- [Indicación A]
Convierte en una lista numerada, sin líneas en blanco, el tramo de las filas que va desde la línea que contiene "- x-tick-label: 2023: [477, 454, 528, 478]" hasta la línea que contiene "- data-label: 1.07: [162, 221, 207, 245]", ambas incluidas.

- [Pasaje]
4. Mientras la controversia se intensificaba, el emperador Constantino se dio cuenta de que, junto con la unidad de la Iglesia, también estaba amenazada la unidad del Imperio. Convocó entonces a todos los obispos a un concilio ecuménico, es decir, universal, en Nicea, para restablecer la unidad. El sínodo, llamado de los “318 Padres”, se desarrolló bajo la presidencia del emperador: el número de obispos reunidos era sin precedentes. Algunos de ellos llevaban aún las marcas de las torturas sufridas durante la persecución. La gran mayoría provenía de Oriente, mientras que, al parecer, sólo cinco eran occidentales. El Papa Silvestre se apoyó en la figura, teológicamente autorizada, del obispo Osio de Córdoba y envió a dos presbíteros romanos.
5. Los Padres del Concilio dieron testimonio de su fidelidad a la Sagrada Escritura y a la Tradición apostólica, tal como se profesaba durante el bautismo según el mandato de Jesús: «Vayan, y hagan que todos los pueblos sean mis discípulos, bautizándolos en el nombre del Padre y del Hijo y del Espíritu Santo» ( Mt 28,19). En Occidente existían diversas fórmulas, entre ellas el llamado Credo de los Apóstoles. [1] También en Oriente existían muchas profesiones bautismales, semejantes entre sí en su estructura. No se trataba de un lenguaje erudito y complicado, sino más bien —como se dijo después— del lenguaje sencillo comprendido por los pescadores del mar de Galilea.

- [Indicación B]
Responde a estas preguntas sobre el pasaje acerca del Concilio de Nicea:
(i) ¿Quién convocó a todos los obispos al concilio en Nicea?
(ii) ¿Cuántos de los obispos eran occidentales, al parecer?
(iii) ¿Qué fórmula bautismal de Occidente se nombra en el pasaje?

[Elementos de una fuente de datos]
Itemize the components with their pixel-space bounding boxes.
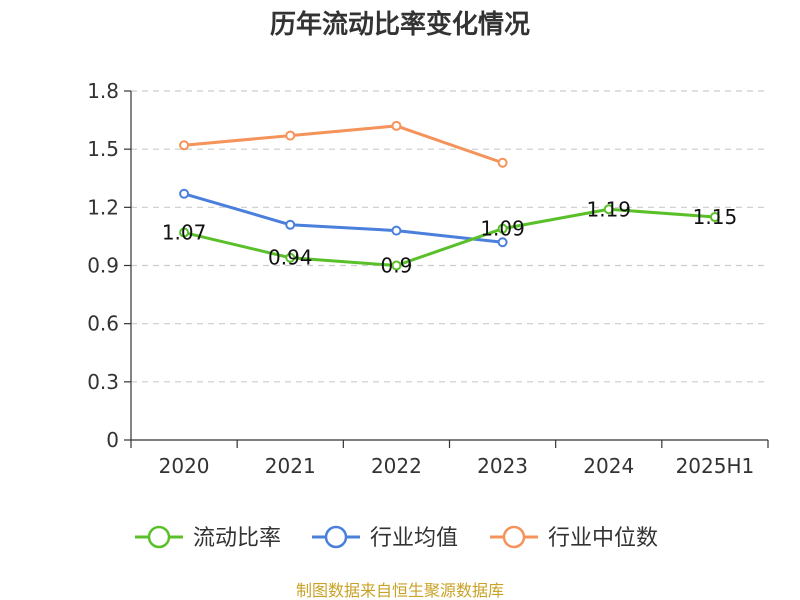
- x-tick-label: 2023: [477, 454, 528, 478]
- data-point[interactable]: [497, 223, 508, 234]
- data-point[interactable]: [497, 157, 508, 168]
- data-point[interactable]: [709, 212, 720, 223]
- data-label: 1.07: [162, 221, 207, 245]
- data-point[interactable]: [285, 130, 296, 141]
- legend-marker: [147, 525, 171, 549]
- legend-item-1[interactable]: 行业均值: [312, 525, 458, 551]
- data-label: 1.19: [586, 197, 631, 221]
- data-label: 0.94: [268, 246, 313, 270]
- data-point[interactable]: [391, 120, 402, 131]
- y-tick-label: 1.5: [87, 137, 119, 161]
- x-tick-label: 2025H1: [676, 454, 755, 478]
- legend-marker: [324, 525, 348, 549]
- data-point[interactable]: [285, 252, 296, 263]
- x-tick-label: 2022: [371, 454, 422, 478]
- data-point[interactable]: [391, 260, 402, 271]
- legend-item-2[interactable]: 行业中位数: [490, 525, 658, 551]
- y-tick-label: 0.6: [87, 312, 119, 336]
- y-tick-label: 1.2: [87, 195, 119, 219]
- data-point[interactable]: [497, 237, 508, 248]
- data-point[interactable]: [603, 204, 614, 215]
- data-point[interactable]: [179, 140, 190, 151]
- legend-item-0[interactable]: 流动比率: [135, 525, 281, 551]
- series-line-2: [183, 124, 504, 165]
- legend-marker: [502, 525, 526, 549]
- y-tick-label: 0: [106, 428, 119, 452]
- x-tick-label: 2021: [265, 454, 316, 478]
- source-note: 制图数据来自恒生聚源数据库: [296, 581, 504, 600]
- data-point[interactable]: [391, 225, 402, 236]
- series-line-0: [183, 207, 716, 267]
- legend[interactable]: 流动比率 行业均值 行业中位数: [135, 525, 658, 551]
- data-label: 1.15: [693, 205, 738, 229]
- data-label: 0.9: [381, 254, 413, 278]
- x-tick-label: 2020: [159, 454, 210, 478]
- series-line-1: [183, 192, 503, 244]
- legend-label: 行业均值: [370, 526, 458, 551]
- data-labels: 1.07 0.94 0.9 1.09 1.19 1.15: [162, 197, 737, 277]
- series-lines: [179, 120, 720, 271]
- data-point[interactable]: [179, 227, 190, 238]
- data-point[interactable]: [285, 219, 296, 230]
- data-point[interactable]: [179, 188, 190, 199]
- y-tick-label: 0.9: [87, 254, 119, 278]
- grid-lines: [131, 90, 768, 383]
- legend-label: 流动比率: [193, 526, 281, 551]
- legend-label: 行业中位数: [548, 526, 658, 551]
- axes: 0 0.3 0.6 0.9 1.2 1.5 1.8 2020 2021 2022 2023 2024 2…: [87, 79, 769, 478]
- chart-title: 历年流动比率变化情况: [270, 9, 530, 40]
- x-tick-label: 2024: [583, 454, 634, 478]
- data-label: 1.09: [480, 217, 525, 241]
- y-tick-label: 0.3: [87, 370, 119, 394]
- y-tick-label: 1.8: [87, 79, 119, 103]
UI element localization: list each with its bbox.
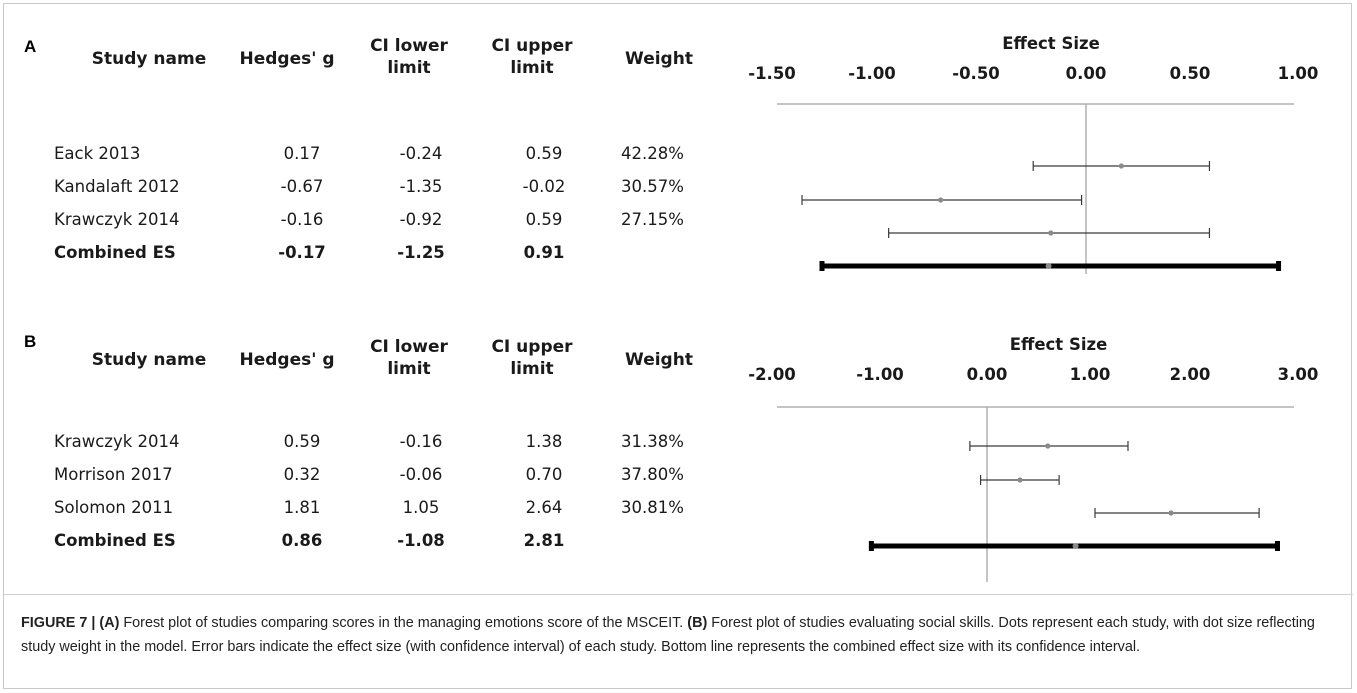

- [Resultado final A]
1. - x-tick-label: 2023: [477, 454, 528, 478]
2. - data-point[interactable]: [497, 223, 508, 234]
3. - data-point[interactable]: [497, 157, 508, 168]
4. - data-point[interactable]: [709, 212, 720, 223]
5. - data-label: 1.07: [162, 221, 207, 245]

- [Resultado final B]
(i) El emperador Constantino.
(ii) Sólo cinco.
(iii) El llamado Credo de los Apóstoles.